** Records for the task **
>> BEGIN

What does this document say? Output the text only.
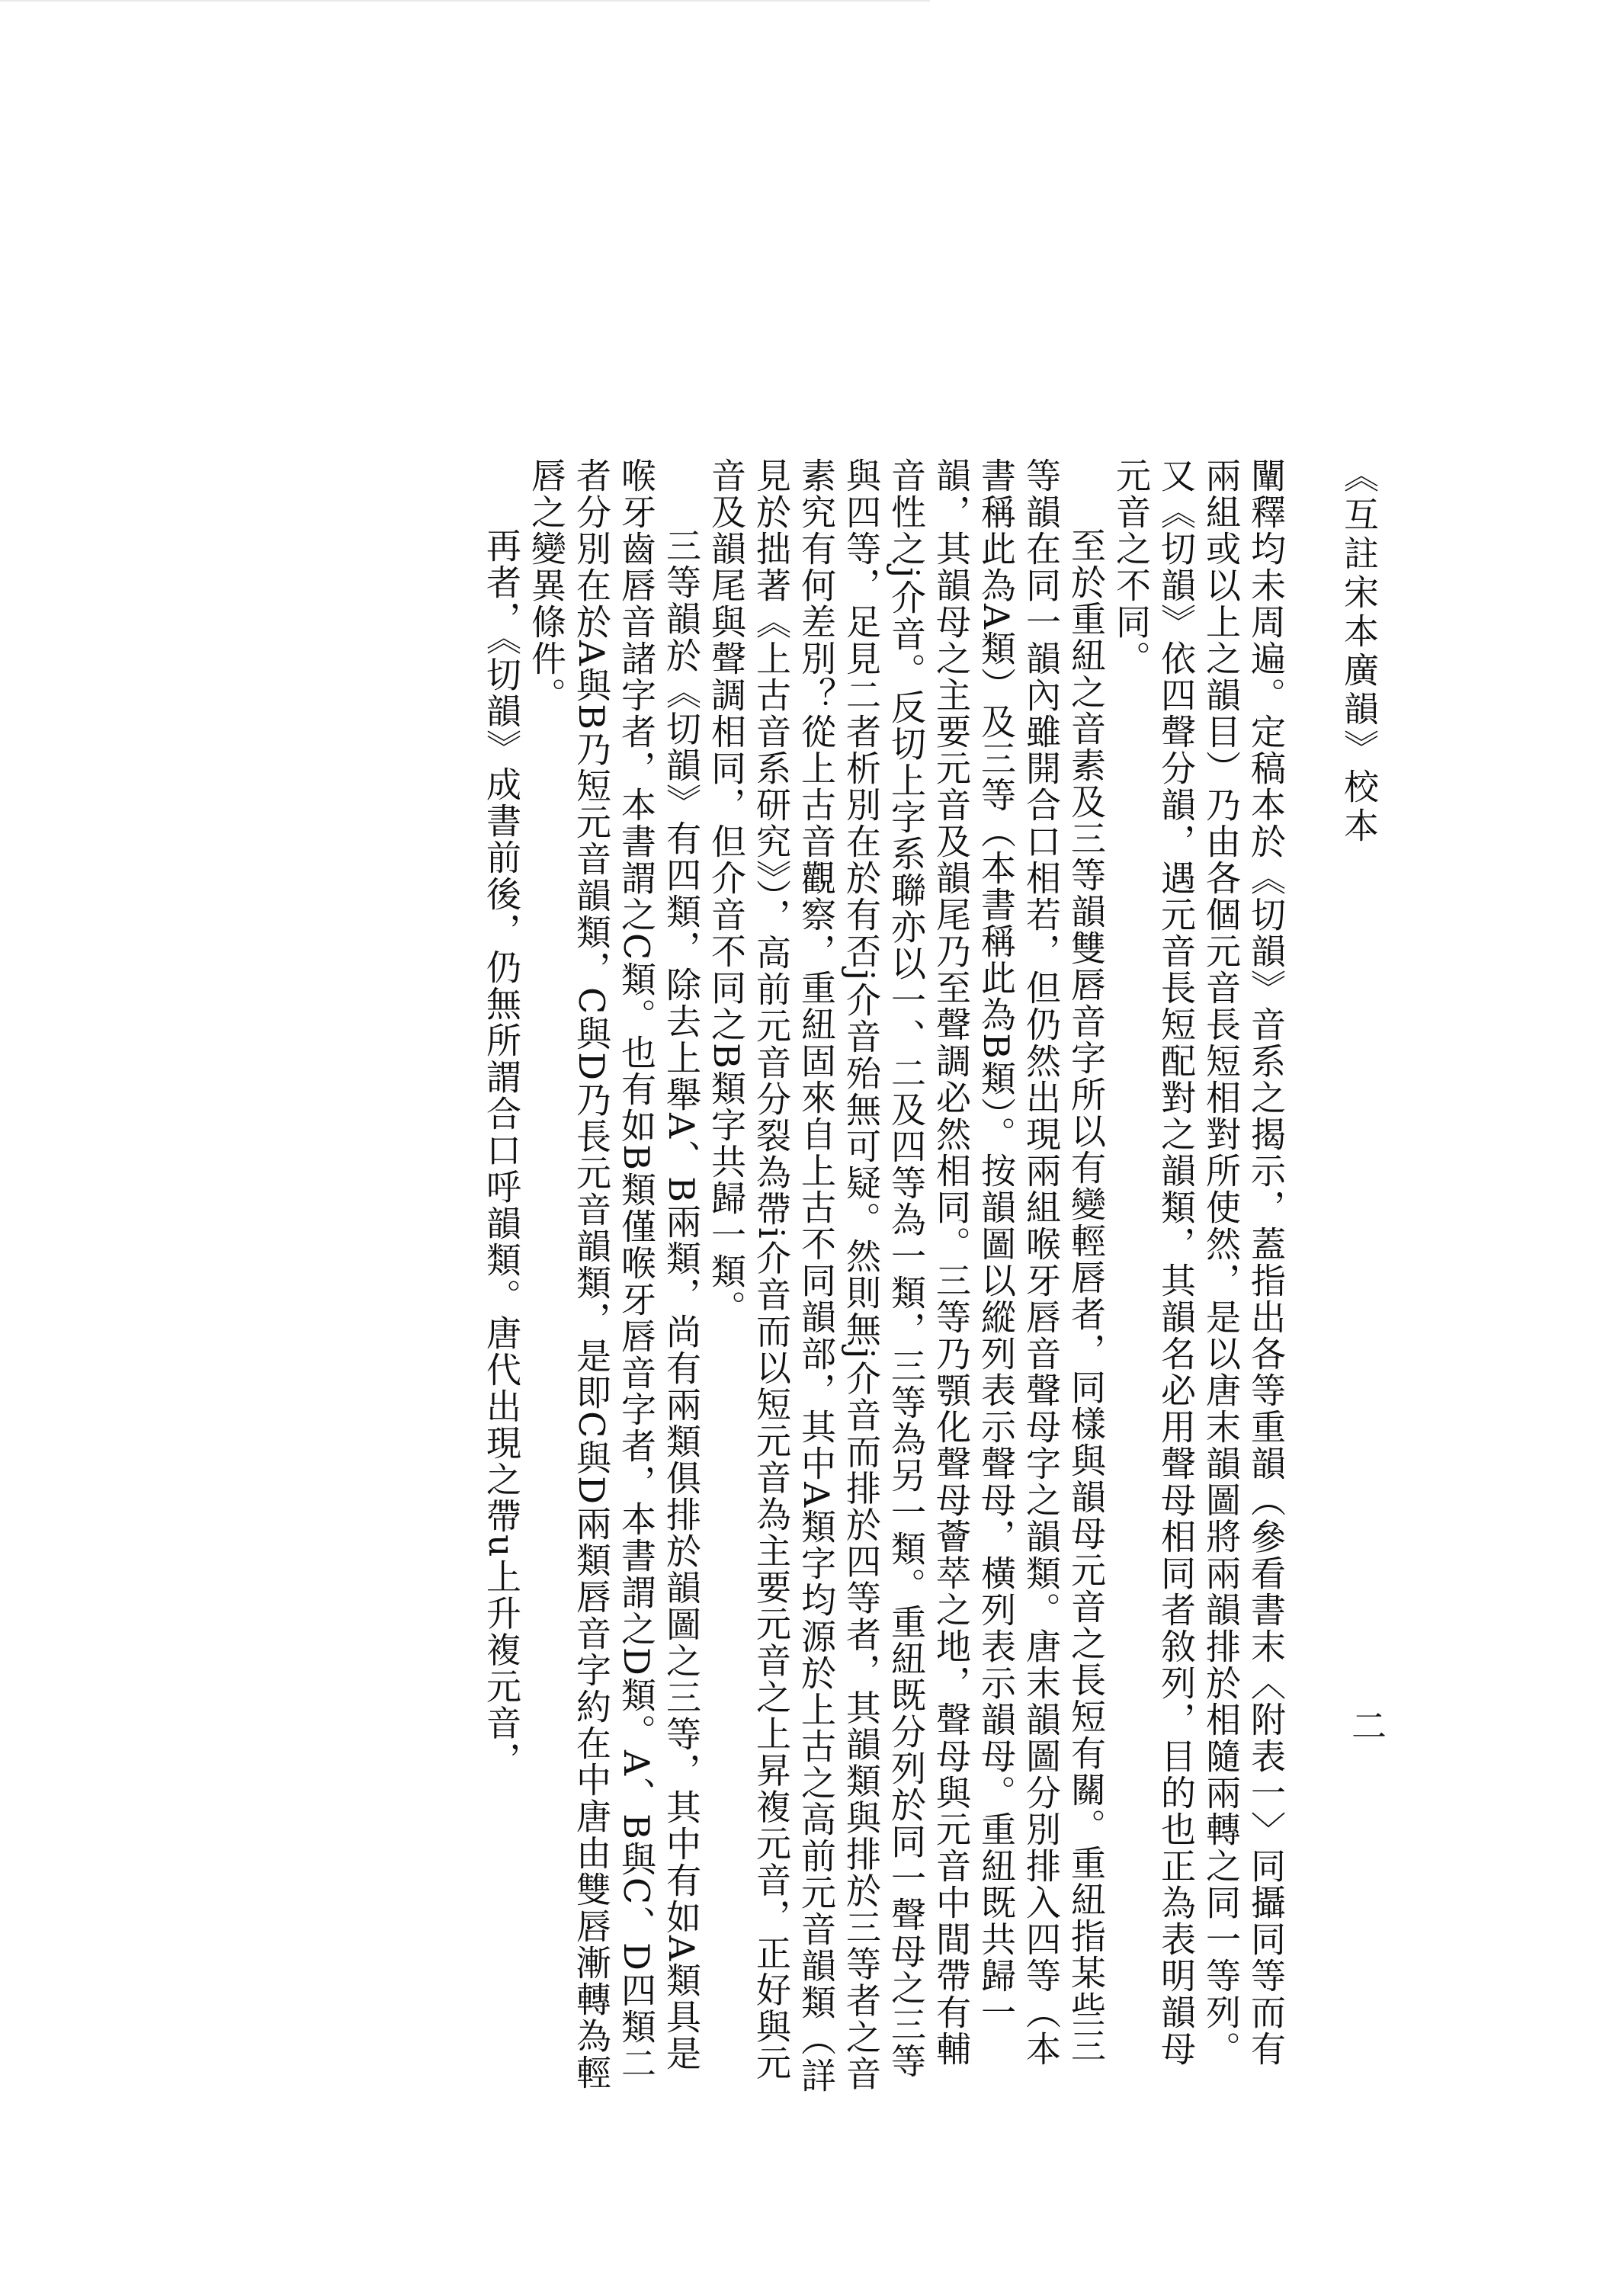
《互註宋本廣韻》校本
二

闡釋均未周遍。定稿本於《切韻》音系之揭示，蓋指出各等重韻（參看書末〈附表一〉同攝同等而有兩組或以上之韻目）乃由各個元音長短相對所使然，是以唐末韻圖將兩韻排於相隨兩轉之同一等列。又《切韻》依四聲分韻，遇元音長短配對之韻類，其韻名必用聲母相同者敘列，目的也正為表明韻母元音之不同。

至於重紐之音素及三等韻雙唇音字所以有變輕唇者，同樣與韻母元音之長短有關。重紐指某些三等韻在同一韻內雖開合口相若，但仍然出現兩組喉牙唇音聲母字之韻類。唐末韻圖分別排入四等（本書稱此為A類）及三等（本書稱此為B類）。按韻圖以縱列表示聲母，橫列表示韻母。重紐既共歸一韻，其韻母之主要元音及韻尾乃至聲調必然相同。三等乃顎化聲母薈萃之地，聲母與元音中間帶有輔音性之j介音。反切上字系聯亦以一、二及四等為一類，三等為另一類。重紐既分列於同一聲母之三等與四等，足見二者析別在於有否j介音殆無可疑。然則無j介音而排於四等者，其韻類與排於三等者之音素究有何差別？從上古音觀察，重紐固來自上古不同韻部，其中A類字均源於上古之高前元音韻類（詳見於拙著《上古音系研究》），高前元音分裂為帶i介音而以短元音為主要元音之上昇複元音，正好與元音及韻尾與聲調相同，但介音不同之B類字共歸一類。

三等韻於《切韻》有四類，除去上舉A、B兩類，尚有兩類俱排於韻圖之三等，其中有如A類具是喉牙齒唇音諸字者，本書謂之C類。也有如B類僅喉牙唇音字者，本書謂之D類。A、B與C、D四類二者分別在於A與B乃短元音韻類，C與D乃長元音韻類，是即C與D兩類唇音字約在中唐由雙唇漸轉為輕唇之變異條件。

再者，《切韻》成書前後，仍無所謂合口呼韻類。唐代出現之帶u上升複元音，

>> END

** What is being asked **
Copy each line exactly, and leave the pictures out of your copy.

** Complete answer **
What does this document say? Output the text only.
《互註宋本廣韻》校本
二

闡釋均未周遍。定稿本於《切韻》音系之揭示，蓋指出各等重韻（參看書末〈附表一〉同攝同等而有兩組或以上之韻目）乃由各個元音長短相對所使然，是以唐末韻圖將兩韻排於相隨兩轉之同一等列。又《切韻》依四聲分韻，遇元音長短配對之韻類，其韻名必用聲母相同者敘列，目的也正為表明韻母元音之不同。

至於重紐之音素及三等韻雙唇音字所以有變輕唇者，同樣與韻母元音之長短有關。重紐指某些三等韻在同一韻內雖開合口相若，但仍然出現兩組喉牙唇音聲母字之韻類。唐末韻圖分別排入四等（本書稱此為A類）及三等（本書稱此為B類）。按韻圖以縱列表示聲母，橫列表示韻母。重紐既共歸一韻，其韻母之主要元音及韻尾乃至聲調必然相同。三等乃顎化聲母薈萃之地，聲母與元音中間帶有輔音性之j介音。反切上字系聯亦以一、二及四等為一類，三等為另一類。重紐既分列於同一聲母之三等與四等，足見二者析別在於有否j介音殆無可疑。然則無j介音而排於四等者，其韻類與排於三等者之音素究有何差別？從上古音觀察，重紐固來自上古不同韻部，其中A類字均源於上古之高前元音韻類（詳見於拙著《上古音系研究》），高前元音分裂為帶i介音而以短元音為主要元音之上昇複元音，正好與元音及韻尾與聲調相同，但介音不同之B類字共歸一類。

三等韻於《切韻》有四類，除去上舉A、B兩類，尚有兩類俱排於韻圖之三等，其中有如A類具是喉牙齒唇音諸字者，本書謂之C類。也有如B類僅喉牙唇音字者，本書謂之D類。A、B與C、D四類二者分別在於A與B乃短元音韻類，C與D乃長元音韻類，是即C與D兩類唇音字約在中唐由雙唇漸轉為輕唇之變異條件。

再者，《切韻》成書前後，仍無所謂合口呼韻類。唐代出現之帶u上升複元音，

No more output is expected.